Rewrite the listing below as a numbered list with one line per entry. Skip blank lines and leave out the pictures.

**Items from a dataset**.
——
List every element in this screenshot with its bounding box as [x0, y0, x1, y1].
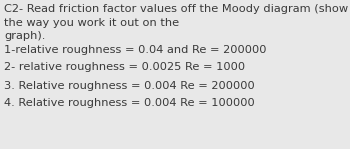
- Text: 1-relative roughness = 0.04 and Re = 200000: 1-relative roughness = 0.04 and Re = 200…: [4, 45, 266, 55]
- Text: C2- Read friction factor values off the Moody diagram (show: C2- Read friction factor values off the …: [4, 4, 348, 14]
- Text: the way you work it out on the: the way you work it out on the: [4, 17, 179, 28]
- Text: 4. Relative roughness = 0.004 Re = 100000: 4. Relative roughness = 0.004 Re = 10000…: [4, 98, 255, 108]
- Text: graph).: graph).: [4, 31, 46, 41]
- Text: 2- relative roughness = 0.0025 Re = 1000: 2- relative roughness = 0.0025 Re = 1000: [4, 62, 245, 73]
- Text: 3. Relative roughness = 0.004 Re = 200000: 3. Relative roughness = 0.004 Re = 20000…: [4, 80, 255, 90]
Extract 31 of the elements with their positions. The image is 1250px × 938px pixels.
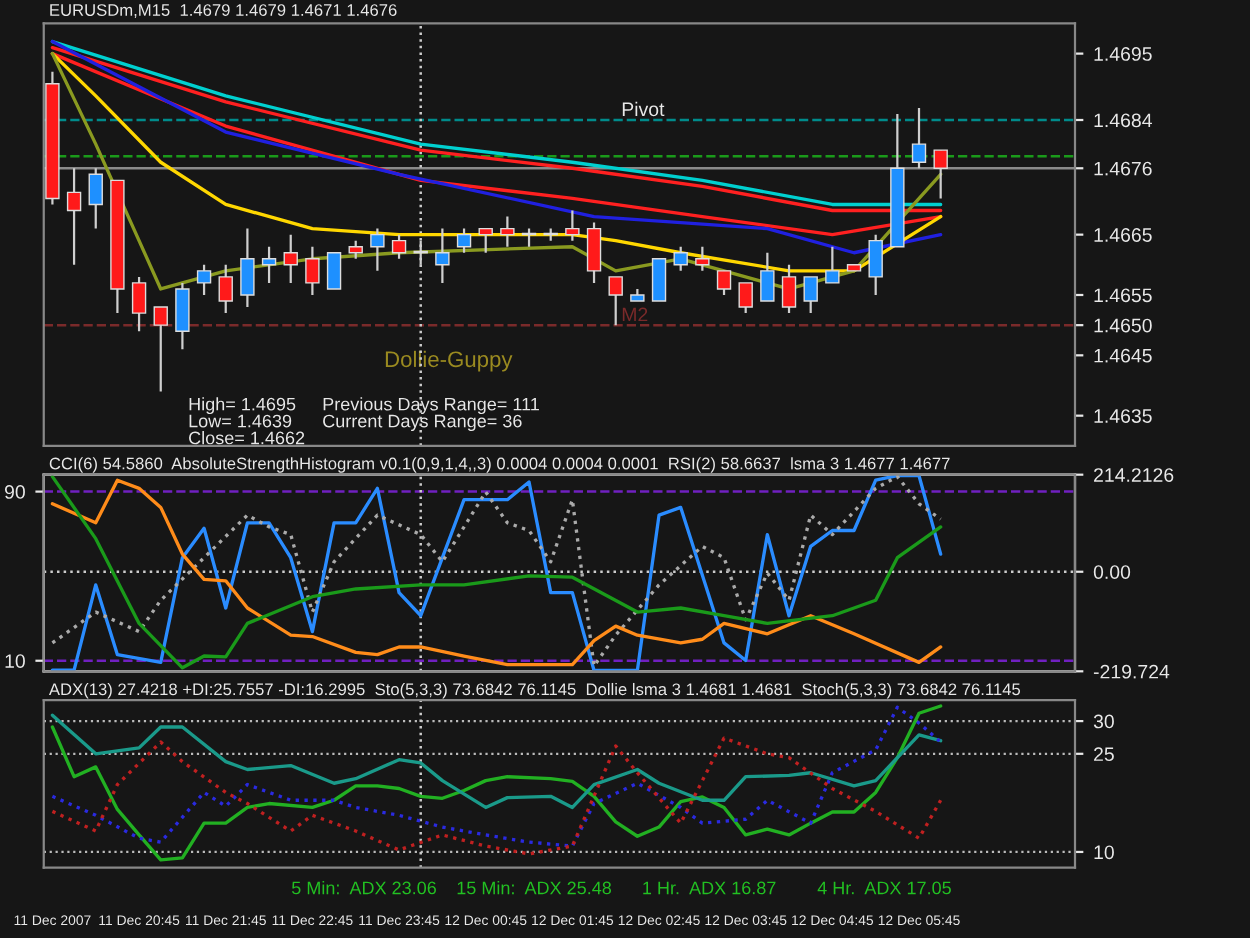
——
**RESPONSE TO THIS EXERCISE**.
1. List every element in this screenshot with its bounding box as [x0, y0, x1, y1].
2. - Text: 1-relative roughness = 0.04 and Re = 200000: 1-relative roughness = 0.04 and Re = 200…: [4, 45, 266, 55]
3. - Text: C2- Read friction factor values off the Moody diagram (show: C2- Read friction factor values off the …: [4, 4, 348, 14]
4. - Text: the way you work it out on the: the way you work it out on the: [4, 17, 179, 28]
5. - Text: 4. Relative roughness = 0.004 Re = 100000: 4. Relative roughness = 0.004 Re = 10000…: [4, 98, 255, 108]
6. - Text: graph).: graph).: [4, 31, 46, 41]
7. - Text: 2- relative roughness = 0.0025 Re = 1000: 2- relative roughness = 0.0025 Re = 1000: [4, 62, 245, 73]
8. - Text: 3. Relative roughness = 0.004 Re = 200000: 3. Relative roughness = 0.004 Re = 20000…: [4, 80, 255, 90]
9. Extract 31 of the elements with their positions. The image is 1250px × 938px pixels.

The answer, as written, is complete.